# Your task
Restate each line word for word. Leave out every picture.

● ● ● ●

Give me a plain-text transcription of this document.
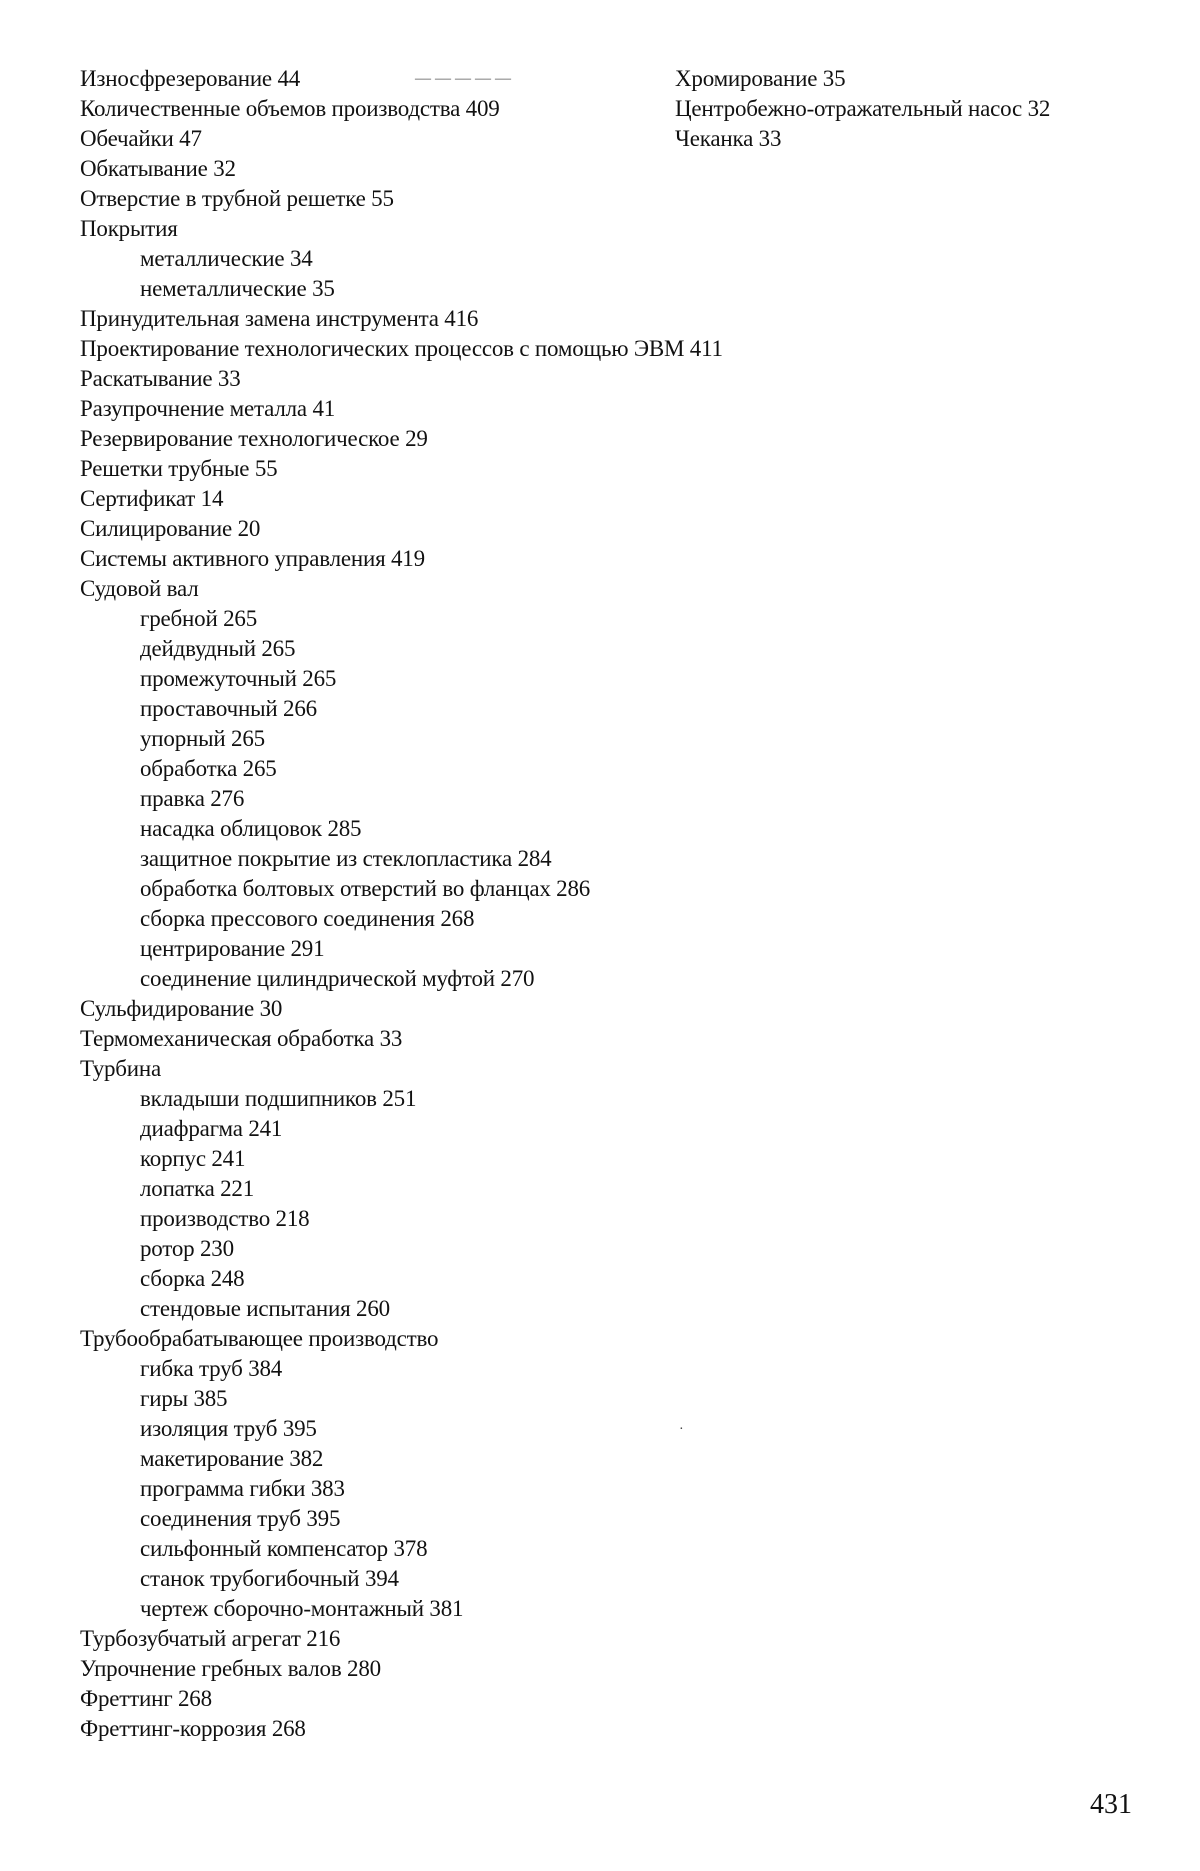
— — — — —
Износфрезерование 44
Количественные объемов производства 409
Обечайки 47
Обкатывание 32
Отверстие в трубной решетке 55
Покрытия
металлические 34
неметаллические 35
Принудительная замена инструмента 416
Проектирование технологических процессов с помощью ЭВМ 411
Раскатывание 33
Разупрочнение металла 41
Резервирование технологическое 29
Решетки трубные 55
Сертификат 14
Силицирование 20
Системы активного управления 419
Судовой вал
гребной 265
дейдвудный 265
промежуточный 265
проставочный 266
упорный 265
обработка 265
правка 276
насадка облицовок 285
защитное покрытие из стеклопластика 284
обработка болтовых отверстий во фланцах 286
сборка прессового соединения 268
центрирование 291
соединение цилиндрической муфтой 270
Сульфидирование 30
Термомеханическая обработка 33
Турбина
вкладыши подшипников 251
диафрагма 241
корпус 241
лопатка 221
производство 218
ротор 230
сборка 248
стендовые испытания 260
Трубообрабатывающее производство
гибка труб 384
гиры 385
изоляция труб 395
макетирование 382
программа гибки 383
соединения труб 395
сильфонный компенсатор 378
станок трубогибочный 394
чертеж сборочно-монтажный 381
Турбозубчатый агрегат 216
Упрочнение гребных валов 280
Фреттинг 268
Фреттинг-коррозия 268
Хромирование 35
Центробежно-отражательный насос 32
Чеканка 33
·
431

● ● ● ●

# Full answer
Give me a plain-text transcription of this document.
— — — — —
Износфрезерование 44
Количественные объемов производства 409
Обечайки 47
Обкатывание 32
Отверстие в трубной решетке 55
Покрытия
металлические 34
неметаллические 35
Принудительная замена инструмента 416
Проектирование технологических процессов с помощью ЭВМ 411
Раскатывание 33
Разупрочнение металла 41
Резервирование технологическое 29
Решетки трубные 55
Сертификат 14
Силицирование 20
Системы активного управления 419
Судовой вал
гребной 265
дейдвудный 265
промежуточный 265
проставочный 266
упорный 265
обработка 265
правка 276
насадка облицовок 285
защитное покрытие из стеклопластика 284
обработка болтовых отверстий во фланцах 286
сборка прессового соединения 268
центрирование 291
соединение цилиндрической муфтой 270
Сульфидирование 30
Термомеханическая обработка 33
Турбина
вкладыши подшипников 251
диафрагма 241
корпус 241
лопатка 221
производство 218
ротор 230
сборка 248
стендовые испытания 260
Трубообрабатывающее производство
гибка труб 384
гиры 385
изоляция труб 395
макетирование 382
программа гибки 383
соединения труб 395
сильфонный компенсатор 378
станок трубогибочный 394
чертеж сборочно-монтажный 381
Турбозубчатый агрегат 216
Упрочнение гребных валов 280
Фреттинг 268
Фреттинг-коррозия 268
Хромирование 35
Центробежно-отражательный насос 32
Чеканка 33
·
431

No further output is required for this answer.